Check each line of the material. Copy those containing "name".

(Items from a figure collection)
########################################

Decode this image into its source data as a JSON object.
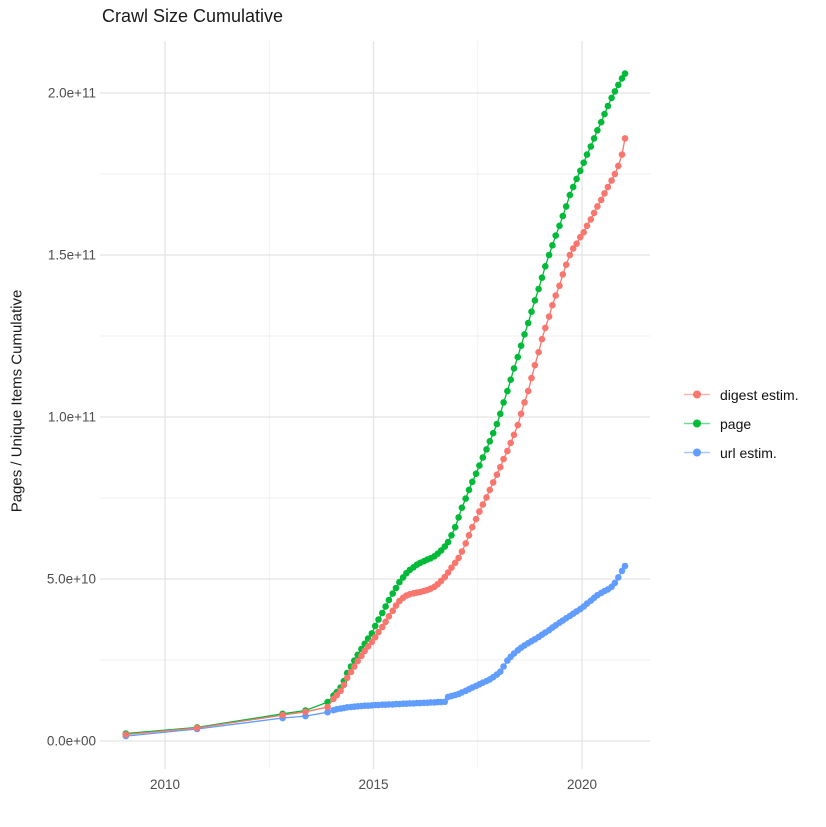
{
  "chart_data": {
    "type": "line",
    "title": "Crawl Size Cumulative",
    "xlabel": "",
    "ylabel": "Pages / Unique Items Cumulative",
    "legend_position": "right",
    "style": {
      "background": "#ffffff",
      "grid_major": "#e3e3e3",
      "grid_minor": "#efefef",
      "tick_label_color": "#4d4d4d",
      "text_color": "#1a1a1a"
    },
    "x_axis": {
      "ticks": [
        {
          "value": 2010,
          "label": "2010"
        },
        {
          "value": 2015,
          "label": "2015"
        },
        {
          "value": 2020,
          "label": "2020"
        }
      ],
      "minor_ticks": [
        2012.5,
        2017.5
      ],
      "range": [
        2008.46,
        2021.63
      ]
    },
    "y_axis": {
      "value_scale": 1000000000.0,
      "ticks": [
        {
          "value": 0,
          "label": "0.0e+00"
        },
        {
          "value": 50,
          "label": "5.0e+10"
        },
        {
          "value": 100,
          "label": "1.0e+11"
        },
        {
          "value": 150,
          "label": "1.5e+11"
        },
        {
          "value": 200,
          "label": "2.0e+11"
        }
      ],
      "minor_ticks": [
        25,
        75,
        125,
        175
      ],
      "range": [
        -9,
        216
      ]
    },
    "x": [
      2009.06,
      2010.77,
      2012.82,
      2013.37,
      2013.9,
      2014.04,
      2014.12,
      2014.21,
      2014.29,
      2014.37,
      2014.46,
      2014.54,
      2014.62,
      2014.71,
      2014.79,
      2014.87,
      2014.96,
      2015.04,
      2015.12,
      2015.21,
      2015.29,
      2015.37,
      2015.46,
      2015.54,
      2015.62,
      2015.71,
      2015.79,
      2015.87,
      2015.96,
      2016.04,
      2016.12,
      2016.21,
      2016.29,
      2016.37,
      2016.46,
      2016.54,
      2016.62,
      2016.71,
      2016.79,
      2016.87,
      2016.96,
      2017.04,
      2017.12,
      2017.21,
      2017.29,
      2017.37,
      2017.46,
      2017.54,
      2017.62,
      2017.71,
      2017.79,
      2017.87,
      2017.96,
      2018.04,
      2018.12,
      2018.21,
      2018.29,
      2018.37,
      2018.46,
      2018.54,
      2018.62,
      2018.71,
      2018.79,
      2018.87,
      2018.96,
      2019.04,
      2019.12,
      2019.21,
      2019.29,
      2019.37,
      2019.46,
      2019.54,
      2019.62,
      2019.71,
      2019.79,
      2019.87,
      2019.96,
      2020.04,
      2020.12,
      2020.21,
      2020.29,
      2020.37,
      2020.46,
      2020.54,
      2020.62,
      2020.71,
      2020.79,
      2020.87,
      2020.96,
      2021.03
    ],
    "series": [
      {
        "name": "digest estim.",
        "color": "#F8766D",
        "values": [
          2,
          4,
          8,
          9,
          10.5,
          13,
          14.2,
          15.5,
          17.3,
          19.5,
          21.3,
          23,
          24.7,
          26.3,
          27.8,
          29.2,
          30.6,
          32,
          33.6,
          35.2,
          36.8,
          38.5,
          40.2,
          41.8,
          43.2,
          44.2,
          44.9,
          45.3,
          45.6,
          45.8,
          46,
          46.3,
          46.6,
          47,
          47.6,
          48.4,
          49.4,
          50.6,
          52,
          53.5,
          55,
          56.5,
          58.5,
          61,
          63.5,
          66,
          68.5,
          70.8,
          73,
          75.2,
          77.5,
          79.8,
          82.2,
          84.5,
          87,
          89.5,
          92,
          94.5,
          97.5,
          101,
          104.5,
          108,
          112,
          116,
          120,
          124,
          127.5,
          131,
          134.5,
          137.5,
          140.5,
          144,
          147,
          150,
          152,
          153.5,
          155.5,
          157,
          159,
          161,
          163,
          165,
          167,
          169,
          171,
          173,
          175,
          177.5,
          181,
          186
        ]
      },
      {
        "name": "page",
        "color": "#00BA38",
        "values": [
          2.3,
          4.2,
          8.4,
          9.4,
          12,
          14,
          15.1,
          16.5,
          18.5,
          21,
          23,
          24.8,
          26.6,
          28.4,
          30,
          31.6,
          33.2,
          35.5,
          37.5,
          39.5,
          41.5,
          43.5,
          45.5,
          47.2,
          49,
          50.5,
          51.8,
          52.8,
          53.6,
          54.4,
          55,
          55.5,
          56,
          56.4,
          57,
          57.8,
          58.8,
          60,
          61.4,
          63.5,
          66,
          69,
          72,
          74.8,
          77.5,
          80,
          82.5,
          85,
          87.5,
          90,
          92.5,
          95,
          97.8,
          101,
          104.5,
          108,
          111.5,
          115,
          118.5,
          122,
          125.5,
          129,
          132.5,
          136,
          139.5,
          143,
          146.5,
          150,
          153,
          156,
          159,
          162,
          165,
          168.5,
          171,
          173.5,
          176,
          178.5,
          181,
          183.5,
          186,
          188.5,
          191,
          193.5,
          196,
          198.5,
          200.5,
          202.5,
          204.5,
          206
        ]
      },
      {
        "name": "url estim.",
        "color": "#619CFF",
        "values": [
          1.5,
          3.7,
          7.1,
          7.7,
          8.9,
          9.5,
          9.8,
          10,
          10.2,
          10.4,
          10.5,
          10.6,
          10.7,
          10.8,
          10.9,
          10.9,
          11,
          11.1,
          11.1,
          11.2,
          11.2,
          11.3,
          11.3,
          11.4,
          11.4,
          11.5,
          11.5,
          11.6,
          11.6,
          11.7,
          11.7,
          11.8,
          11.8,
          11.9,
          11.9,
          12,
          12,
          12.1,
          13.6,
          13.9,
          14.2,
          14.5,
          15,
          15.5,
          16,
          16.5,
          17,
          17.5,
          18,
          18.5,
          19,
          19.7,
          20.5,
          21.4,
          23,
          24.8,
          26,
          27,
          28,
          28.8,
          29.5,
          30.2,
          30.8,
          31.4,
          32.1,
          32.8,
          33.5,
          34.2,
          35,
          35.7,
          36.5,
          37.2,
          37.9,
          38.6,
          39.3,
          40,
          40.7,
          41.5,
          42.4,
          43.3,
          44.2,
          45,
          45.7,
          46.3,
          46.8,
          47.6,
          48.8,
          50.5,
          52.5,
          54
        ]
      }
    ]
  }
}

########################################

→ Response to this exercise:
        "name": "digest estim.",
        "name": "page",
        "name": "url estim.",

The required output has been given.